#### Source:
=======

Title: | KMeans and KNN Clustering Package |
Version: | 0.1.0 |
Description: | Implementation of Kmeans clustering algorithm and a supervised KNN (K Nearest Neighbors) learning method. It allows users to perform unsupervised clustering and supervised classification on their datasets. Additional features include data normalization, imputation of missing values, and the choice of distance metric. The package also provides functions to determine the optimal number of clusters for Kmeans and the best k-value for KNN: knn_Function(), find_Knn_best_k(), KMEANS_FUNCTION(), and find_Kmeans_best_k(). |
License: | GPL-3 |
Encoding: | UTF-8 |
RoxygenNote: | 7.3.1 |
Imports: | factoextra, cluster, ggplot2, stats, assertthat, class, caret, grDevices |
Suggests: | knitr, rmarkdown, testthat (≥ 3.0.0) |
Config/testthat/edition: | 3 |
VignetteBuilder: | knitr |
NeedsCompilation: | no |
Packaged: | 2024-05-16 14:54:49 UTC; USER |
Author: | LALLOGO Lassané |
Maintainer: | LALLOGO Lassané <lassanelallogo2002@gmail.com> |
Repository: | CRAN |
Date/Publication: | 2024-05-17 09:20:12 UTC |
KMEANS.KNN: KMeans and KNN Clustering Package
Description
Implementation of Kmeans clustering algorithm and a supervised KNN (K Nearest Neighbors) learning method. It allows users to perform unsupervised clustering and supervised classification on their datasets. Additional features include data normalization, imputation of missing values, and the choice of distance metric. The package also provides functions to determine the optimal number of clusters for Kmeans and the best k-value for KNN: knn_Function(), find_Knn_best_k(), KMEANS_FUNCTION(), and find_Kmeans_best_k().

=======

#### Data provided:
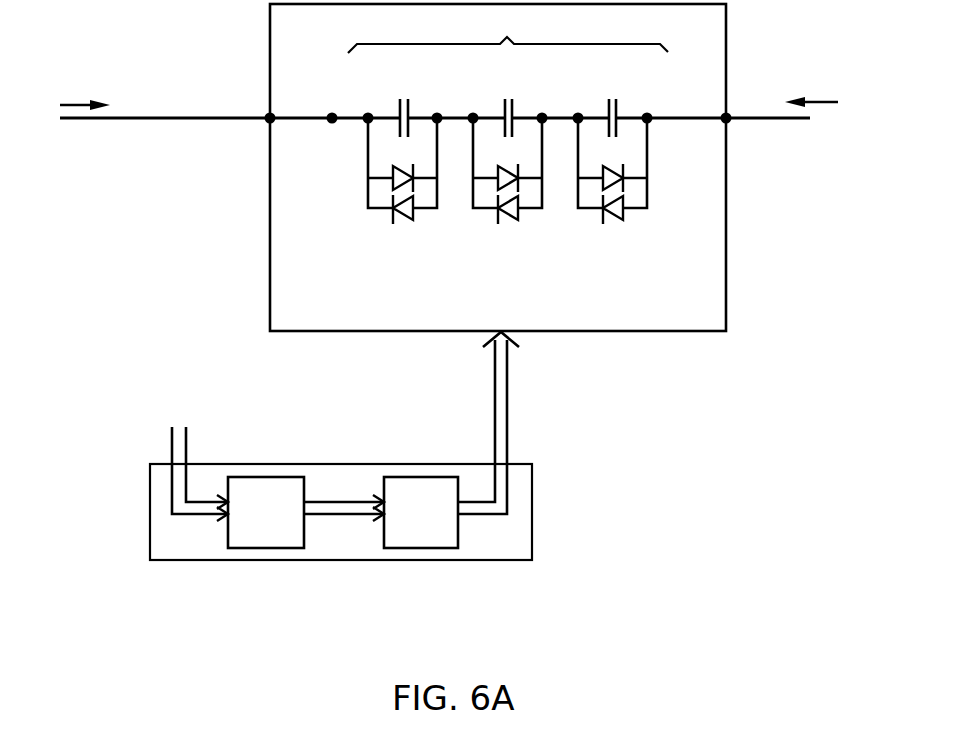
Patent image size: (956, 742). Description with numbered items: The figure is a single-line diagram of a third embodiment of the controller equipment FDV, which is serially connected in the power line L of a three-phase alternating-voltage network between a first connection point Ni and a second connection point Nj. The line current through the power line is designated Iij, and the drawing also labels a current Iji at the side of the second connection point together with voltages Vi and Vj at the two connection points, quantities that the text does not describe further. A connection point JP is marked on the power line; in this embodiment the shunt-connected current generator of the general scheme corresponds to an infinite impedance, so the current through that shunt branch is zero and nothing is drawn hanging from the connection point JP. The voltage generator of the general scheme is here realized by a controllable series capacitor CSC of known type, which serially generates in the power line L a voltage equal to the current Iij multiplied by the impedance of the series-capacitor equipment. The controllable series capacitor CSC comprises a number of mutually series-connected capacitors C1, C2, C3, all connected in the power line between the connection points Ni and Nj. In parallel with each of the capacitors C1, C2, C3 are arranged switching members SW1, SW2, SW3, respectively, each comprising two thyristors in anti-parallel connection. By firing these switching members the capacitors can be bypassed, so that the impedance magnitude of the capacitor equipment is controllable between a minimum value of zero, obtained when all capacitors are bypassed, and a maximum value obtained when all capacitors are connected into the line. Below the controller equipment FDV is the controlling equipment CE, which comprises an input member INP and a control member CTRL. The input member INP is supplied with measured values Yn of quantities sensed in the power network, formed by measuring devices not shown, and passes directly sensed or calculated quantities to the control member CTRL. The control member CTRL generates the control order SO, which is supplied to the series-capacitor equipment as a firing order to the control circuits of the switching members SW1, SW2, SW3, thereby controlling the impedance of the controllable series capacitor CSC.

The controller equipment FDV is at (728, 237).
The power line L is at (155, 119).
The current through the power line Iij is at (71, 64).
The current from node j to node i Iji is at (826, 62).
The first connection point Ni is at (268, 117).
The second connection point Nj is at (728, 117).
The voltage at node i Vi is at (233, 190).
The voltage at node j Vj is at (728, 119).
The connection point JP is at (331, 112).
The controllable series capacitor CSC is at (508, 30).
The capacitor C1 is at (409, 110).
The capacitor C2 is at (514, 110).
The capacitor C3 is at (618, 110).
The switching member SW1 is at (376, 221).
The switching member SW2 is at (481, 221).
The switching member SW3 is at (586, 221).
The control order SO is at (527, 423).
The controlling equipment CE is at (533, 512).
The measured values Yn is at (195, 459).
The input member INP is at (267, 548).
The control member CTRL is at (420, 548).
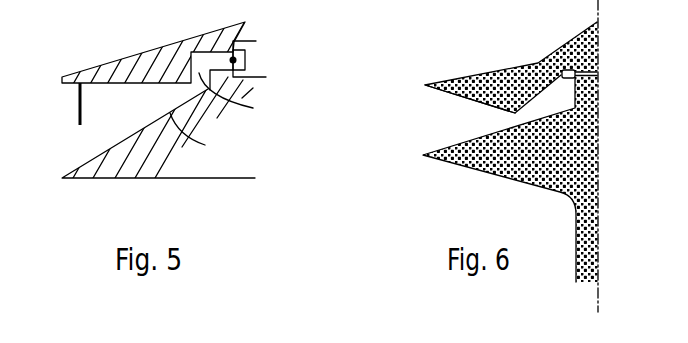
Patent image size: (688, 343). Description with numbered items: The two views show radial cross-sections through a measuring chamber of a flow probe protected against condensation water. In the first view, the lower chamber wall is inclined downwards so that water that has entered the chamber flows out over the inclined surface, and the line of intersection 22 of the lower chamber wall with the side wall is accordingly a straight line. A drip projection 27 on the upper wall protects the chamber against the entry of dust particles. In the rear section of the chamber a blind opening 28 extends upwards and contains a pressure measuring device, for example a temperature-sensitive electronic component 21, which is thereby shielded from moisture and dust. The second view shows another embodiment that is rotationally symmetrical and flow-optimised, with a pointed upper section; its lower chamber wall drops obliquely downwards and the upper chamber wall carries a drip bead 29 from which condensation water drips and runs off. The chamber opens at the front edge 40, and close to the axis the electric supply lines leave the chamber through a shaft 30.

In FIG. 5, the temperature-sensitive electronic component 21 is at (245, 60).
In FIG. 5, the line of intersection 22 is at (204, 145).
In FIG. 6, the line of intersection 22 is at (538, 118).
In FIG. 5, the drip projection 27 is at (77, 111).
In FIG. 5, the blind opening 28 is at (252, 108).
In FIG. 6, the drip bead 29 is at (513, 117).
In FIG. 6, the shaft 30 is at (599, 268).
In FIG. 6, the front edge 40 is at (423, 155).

=======

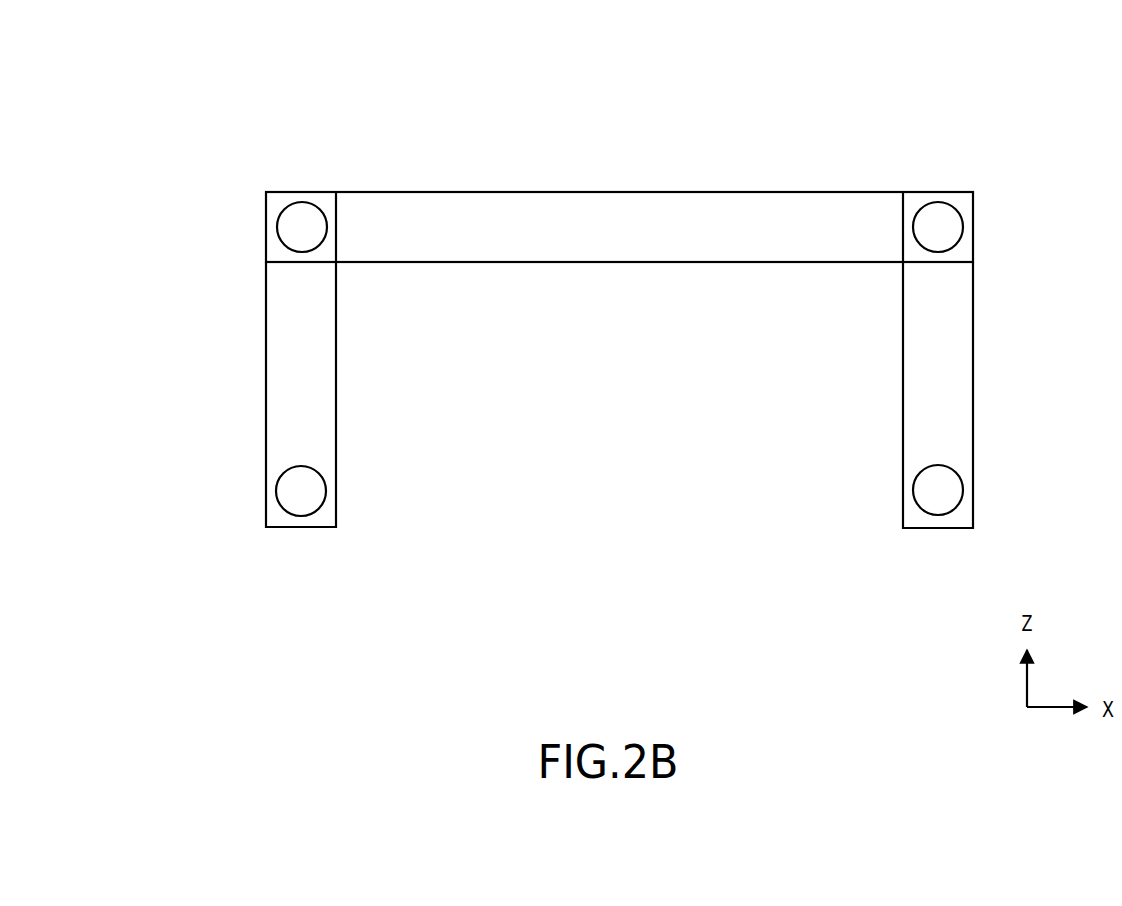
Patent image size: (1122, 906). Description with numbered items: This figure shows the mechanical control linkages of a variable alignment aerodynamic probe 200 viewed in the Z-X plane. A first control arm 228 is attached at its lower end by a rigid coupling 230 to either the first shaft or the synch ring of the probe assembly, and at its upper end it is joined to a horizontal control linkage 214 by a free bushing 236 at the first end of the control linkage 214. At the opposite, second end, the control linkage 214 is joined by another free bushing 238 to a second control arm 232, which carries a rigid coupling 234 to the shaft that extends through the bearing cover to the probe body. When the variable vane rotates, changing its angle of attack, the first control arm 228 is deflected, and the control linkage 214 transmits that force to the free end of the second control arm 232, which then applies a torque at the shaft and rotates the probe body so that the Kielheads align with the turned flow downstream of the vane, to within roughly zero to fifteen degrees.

=======

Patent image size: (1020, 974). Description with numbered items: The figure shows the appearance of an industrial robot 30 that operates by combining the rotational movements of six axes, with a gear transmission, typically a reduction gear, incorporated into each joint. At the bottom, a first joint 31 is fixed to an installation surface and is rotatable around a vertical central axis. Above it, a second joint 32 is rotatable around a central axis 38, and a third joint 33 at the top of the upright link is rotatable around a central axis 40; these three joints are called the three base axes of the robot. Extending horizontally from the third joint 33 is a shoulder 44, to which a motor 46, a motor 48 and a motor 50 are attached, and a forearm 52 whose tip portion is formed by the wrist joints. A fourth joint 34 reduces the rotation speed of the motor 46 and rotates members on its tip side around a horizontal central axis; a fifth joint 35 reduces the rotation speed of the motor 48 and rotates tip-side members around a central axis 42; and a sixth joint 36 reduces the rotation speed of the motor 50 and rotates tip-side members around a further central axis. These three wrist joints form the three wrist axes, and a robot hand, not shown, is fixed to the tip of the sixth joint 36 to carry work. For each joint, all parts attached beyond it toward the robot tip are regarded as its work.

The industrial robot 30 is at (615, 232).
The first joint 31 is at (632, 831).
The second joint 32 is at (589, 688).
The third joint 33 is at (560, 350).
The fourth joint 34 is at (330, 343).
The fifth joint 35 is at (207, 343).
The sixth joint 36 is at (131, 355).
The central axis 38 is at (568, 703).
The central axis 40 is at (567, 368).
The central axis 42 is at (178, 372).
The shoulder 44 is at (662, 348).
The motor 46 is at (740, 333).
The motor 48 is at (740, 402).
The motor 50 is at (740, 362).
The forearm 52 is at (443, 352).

=======

Reproduce the KMeans and KNN package description that comes before the records, word for word and in full.

#### Reply:
Title: | KMeans and KNN Clustering Package |
Version: | 0.1.0 |
Description: | Implementation of Kmeans clustering algorithm and a supervised KNN (K Nearest Neighbors) learning method. It allows users to perform unsupervised clustering and supervised classification on their datasets. Additional features include data normalization, imputation of missing values, and the choice of distance metric. The package also provides functions to determine the optimal number of clusters for Kmeans and the best k-value for KNN: knn_Function(), find_Knn_best_k(), KMEANS_FUNCTION(), and find_Kmeans_best_k(). |
License: | GPL-3 |
Encoding: | UTF-8 |
RoxygenNote: | 7.3.1 |
Imports: | factoextra, cluster, ggplot2, stats, assertthat, class, caret, grDevices |
Suggests: | knitr, rmarkdown, testthat (≥ 3.0.0) |
Config/testthat/edition: | 3 |
VignetteBuilder: | knitr |
NeedsCompilation: | no |
Packaged: | 2024-05-16 14:54:49 UTC; USER |
Author: | LALLOGO Lassané |
Maintainer: | LALLOGO Lassané <lassanelallogo2002@gmail.com> |
Repository: | CRAN |
Date/Publication: | 2024-05-17 09:20:12 UTC |
KMEANS.KNN: KMeans and KNN Clustering Package
Description
Implementation of Kmeans clustering algorithm and a supervised KNN (K Nearest Neighbors) learning method. It allows users to perform unsupervised clustering and supervised classification on their datasets. Additional features include data normalization, imputation of missing values, and the choice of distance metric. The package also provides functions to determine the optimal number of clusters for Kmeans and the best k-value for KNN: knn_Function(), find_Knn_best_k(), KMEANS_FUNCTION(), and find_Kmeans_best_k().